▶ [Exercise objective] With the line containing "Transcribe the text in this document." as the first line and the last line of the records as the final one, reproduce that range exactly.

>>

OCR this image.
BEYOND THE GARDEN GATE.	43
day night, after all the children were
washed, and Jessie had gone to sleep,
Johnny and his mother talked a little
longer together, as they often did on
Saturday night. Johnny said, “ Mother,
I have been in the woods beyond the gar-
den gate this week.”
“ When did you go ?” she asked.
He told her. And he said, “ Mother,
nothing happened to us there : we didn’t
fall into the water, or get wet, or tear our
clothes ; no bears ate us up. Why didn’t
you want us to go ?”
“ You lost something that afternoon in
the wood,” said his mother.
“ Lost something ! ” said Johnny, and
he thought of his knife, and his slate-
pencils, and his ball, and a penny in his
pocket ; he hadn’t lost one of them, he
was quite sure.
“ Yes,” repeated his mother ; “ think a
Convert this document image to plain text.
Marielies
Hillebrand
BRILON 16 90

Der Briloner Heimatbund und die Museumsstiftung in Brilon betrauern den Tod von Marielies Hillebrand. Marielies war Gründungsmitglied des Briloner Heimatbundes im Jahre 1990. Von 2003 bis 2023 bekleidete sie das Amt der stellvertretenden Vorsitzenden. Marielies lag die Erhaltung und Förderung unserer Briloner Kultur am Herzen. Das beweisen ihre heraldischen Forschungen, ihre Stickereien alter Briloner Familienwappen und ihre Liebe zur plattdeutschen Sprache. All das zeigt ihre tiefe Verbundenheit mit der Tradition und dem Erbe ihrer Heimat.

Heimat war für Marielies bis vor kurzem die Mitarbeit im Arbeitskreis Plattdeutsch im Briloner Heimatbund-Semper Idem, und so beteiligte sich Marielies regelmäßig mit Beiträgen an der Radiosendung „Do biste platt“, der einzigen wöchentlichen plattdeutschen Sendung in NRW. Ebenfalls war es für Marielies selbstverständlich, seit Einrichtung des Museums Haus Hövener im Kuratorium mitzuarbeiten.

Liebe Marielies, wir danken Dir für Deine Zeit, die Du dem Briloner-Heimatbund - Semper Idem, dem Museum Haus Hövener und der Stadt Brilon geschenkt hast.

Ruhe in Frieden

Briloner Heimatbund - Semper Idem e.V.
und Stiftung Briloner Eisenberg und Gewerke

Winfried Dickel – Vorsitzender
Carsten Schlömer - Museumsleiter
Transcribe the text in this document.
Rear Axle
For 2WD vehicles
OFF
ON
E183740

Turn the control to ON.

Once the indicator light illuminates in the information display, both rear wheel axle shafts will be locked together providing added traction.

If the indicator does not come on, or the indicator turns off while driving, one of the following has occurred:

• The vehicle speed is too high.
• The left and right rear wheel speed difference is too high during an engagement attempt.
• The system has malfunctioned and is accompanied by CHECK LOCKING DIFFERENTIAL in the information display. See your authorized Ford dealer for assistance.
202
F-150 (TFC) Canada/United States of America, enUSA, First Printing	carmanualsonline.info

<<

▶ [Solution for this task]
Transcribe the text in this document.
Rear Axle
For 2WD vehicles
OFF
ON
E183740

Turn the control to ON.

Once the indicator light illuminates in the information display, both rear wheel axle shafts will be locked together providing added traction.

If the indicator does not come on, or the indicator turns off while driving, one of the following has occurred:

• The vehicle speed is too high.
• The left and right rear wheel speed difference is too high during an engagement attempt.
• The system has malfunctioned and is accompanied by CHECK LOCKING DIFFERENTIAL in the information display. See your authorized Ford dealer for assistance.
202
F-150 (TFC) Canada/United States of America, enUSA, First Printing	carmanualsonline.info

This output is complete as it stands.